- What you have to do:
Transcribe the records below in full; pictures stay out of the copy.

%%

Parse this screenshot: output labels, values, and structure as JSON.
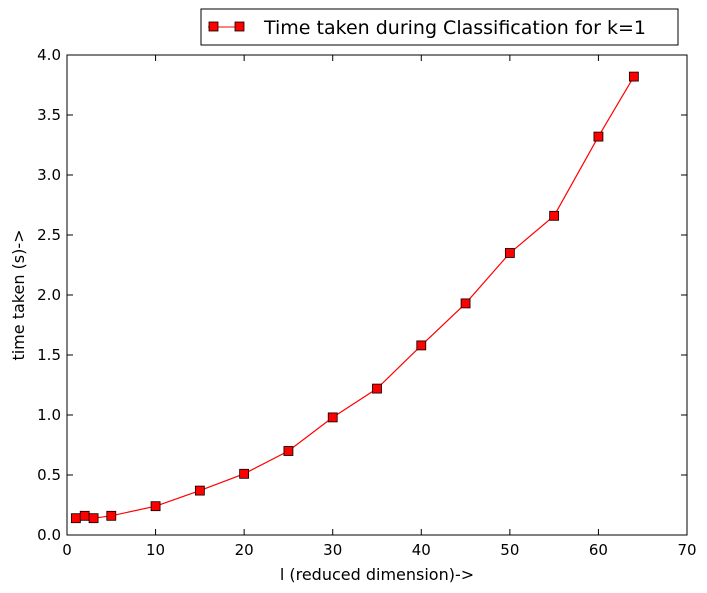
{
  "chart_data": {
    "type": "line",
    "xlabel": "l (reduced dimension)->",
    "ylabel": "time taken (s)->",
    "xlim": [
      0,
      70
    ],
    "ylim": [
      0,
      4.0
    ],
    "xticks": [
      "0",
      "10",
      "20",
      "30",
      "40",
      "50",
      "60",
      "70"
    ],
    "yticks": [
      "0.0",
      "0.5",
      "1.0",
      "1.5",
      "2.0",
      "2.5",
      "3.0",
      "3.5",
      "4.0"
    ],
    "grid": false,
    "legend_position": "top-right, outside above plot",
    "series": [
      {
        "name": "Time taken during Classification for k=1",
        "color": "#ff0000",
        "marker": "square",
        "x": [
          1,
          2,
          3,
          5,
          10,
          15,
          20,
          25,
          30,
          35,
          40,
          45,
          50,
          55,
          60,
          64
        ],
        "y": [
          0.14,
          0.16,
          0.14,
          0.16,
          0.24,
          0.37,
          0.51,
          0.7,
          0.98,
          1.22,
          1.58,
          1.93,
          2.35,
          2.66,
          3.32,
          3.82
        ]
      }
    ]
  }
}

%%

- Answer to the task:
Parse this screenshot: output labels, values, and structure as JSON.
{
  "chart_data": {
    "type": "line",
    "xlabel": "l (reduced dimension)->",
    "ylabel": "time taken (s)->",
    "xlim": [
      0,
      70
    ],
    "ylim": [
      0,
      4.0
    ],
    "xticks": [
      "0",
      "10",
      "20",
      "30",
      "40",
      "50",
      "60",
      "70"
    ],
    "yticks": [
      "0.0",
      "0.5",
      "1.0",
      "1.5",
      "2.0",
      "2.5",
      "3.0",
      "3.5",
      "4.0"
    ],
    "grid": false,
    "legend_position": "top-right, outside above plot",
    "series": [
      {
        "name": "Time taken during Classification for k=1",
        "color": "#ff0000",
        "marker": "square",
        "x": [
          1,
          2,
          3,
          5,
          10,
          15,
          20,
          25,
          30,
          35,
          40,
          45,
          50,
          55,
          60,
          64
        ],
        "y": [
          0.14,
          0.16,
          0.14,
          0.16,
          0.24,
          0.37,
          0.51,
          0.7,
          0.98,
          1.22,
          1.58,
          1.93,
          2.35,
          2.66,
          3.32,
          3.82
        ]
      }
    ]
  }
}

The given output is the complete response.